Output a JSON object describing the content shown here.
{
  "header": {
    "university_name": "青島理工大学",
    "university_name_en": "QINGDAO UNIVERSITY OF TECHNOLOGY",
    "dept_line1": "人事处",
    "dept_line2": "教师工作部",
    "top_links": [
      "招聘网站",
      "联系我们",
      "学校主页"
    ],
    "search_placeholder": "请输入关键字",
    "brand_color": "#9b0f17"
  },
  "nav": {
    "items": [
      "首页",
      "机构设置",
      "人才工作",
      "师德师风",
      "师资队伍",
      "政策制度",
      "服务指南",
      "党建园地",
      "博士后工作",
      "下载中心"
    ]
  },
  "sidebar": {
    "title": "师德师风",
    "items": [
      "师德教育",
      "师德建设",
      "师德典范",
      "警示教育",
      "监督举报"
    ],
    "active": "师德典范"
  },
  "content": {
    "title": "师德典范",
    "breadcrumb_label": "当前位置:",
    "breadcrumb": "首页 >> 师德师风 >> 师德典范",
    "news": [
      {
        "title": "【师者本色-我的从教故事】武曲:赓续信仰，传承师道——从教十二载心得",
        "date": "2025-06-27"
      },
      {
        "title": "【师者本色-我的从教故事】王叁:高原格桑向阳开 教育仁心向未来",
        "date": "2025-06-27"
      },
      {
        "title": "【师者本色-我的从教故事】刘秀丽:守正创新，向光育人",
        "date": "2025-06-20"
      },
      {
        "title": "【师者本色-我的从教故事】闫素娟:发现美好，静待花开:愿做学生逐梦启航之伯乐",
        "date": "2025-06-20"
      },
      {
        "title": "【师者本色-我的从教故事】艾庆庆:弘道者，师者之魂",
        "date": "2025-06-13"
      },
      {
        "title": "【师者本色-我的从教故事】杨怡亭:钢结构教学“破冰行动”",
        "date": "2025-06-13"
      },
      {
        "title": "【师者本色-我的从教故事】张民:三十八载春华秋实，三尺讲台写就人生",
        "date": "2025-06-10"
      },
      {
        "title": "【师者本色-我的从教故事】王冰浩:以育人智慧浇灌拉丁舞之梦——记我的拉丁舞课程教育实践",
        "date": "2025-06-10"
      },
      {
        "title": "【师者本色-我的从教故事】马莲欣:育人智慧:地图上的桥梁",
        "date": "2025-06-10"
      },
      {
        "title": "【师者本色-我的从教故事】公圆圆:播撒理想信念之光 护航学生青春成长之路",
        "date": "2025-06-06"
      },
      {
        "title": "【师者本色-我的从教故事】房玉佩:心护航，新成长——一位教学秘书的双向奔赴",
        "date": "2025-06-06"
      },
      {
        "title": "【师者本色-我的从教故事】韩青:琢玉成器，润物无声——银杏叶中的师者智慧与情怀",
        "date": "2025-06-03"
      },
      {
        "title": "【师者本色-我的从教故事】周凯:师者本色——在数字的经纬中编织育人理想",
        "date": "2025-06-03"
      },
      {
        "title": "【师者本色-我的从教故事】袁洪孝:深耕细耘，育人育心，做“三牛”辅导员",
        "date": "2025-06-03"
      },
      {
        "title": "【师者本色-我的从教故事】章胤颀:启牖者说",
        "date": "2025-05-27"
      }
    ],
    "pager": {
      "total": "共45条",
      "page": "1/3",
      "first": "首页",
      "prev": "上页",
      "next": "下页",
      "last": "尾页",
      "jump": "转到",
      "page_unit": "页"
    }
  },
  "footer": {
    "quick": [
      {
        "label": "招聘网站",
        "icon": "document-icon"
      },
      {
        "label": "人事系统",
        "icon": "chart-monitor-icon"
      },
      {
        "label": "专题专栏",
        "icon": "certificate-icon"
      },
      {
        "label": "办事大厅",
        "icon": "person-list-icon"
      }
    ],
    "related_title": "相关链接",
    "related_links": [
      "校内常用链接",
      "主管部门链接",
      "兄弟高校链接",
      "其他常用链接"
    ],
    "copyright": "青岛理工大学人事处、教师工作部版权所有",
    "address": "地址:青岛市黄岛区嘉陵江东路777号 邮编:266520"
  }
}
——————————
STATED TASK
From the listing above, copy out each line where the word "师德典范" appears.

COMPLETED TASK
      "师德典范",
    "active": "师德典范"
    "title": "师德典范",
    "breadcrumb": "首页 >> 师德师风 >> 师德典范",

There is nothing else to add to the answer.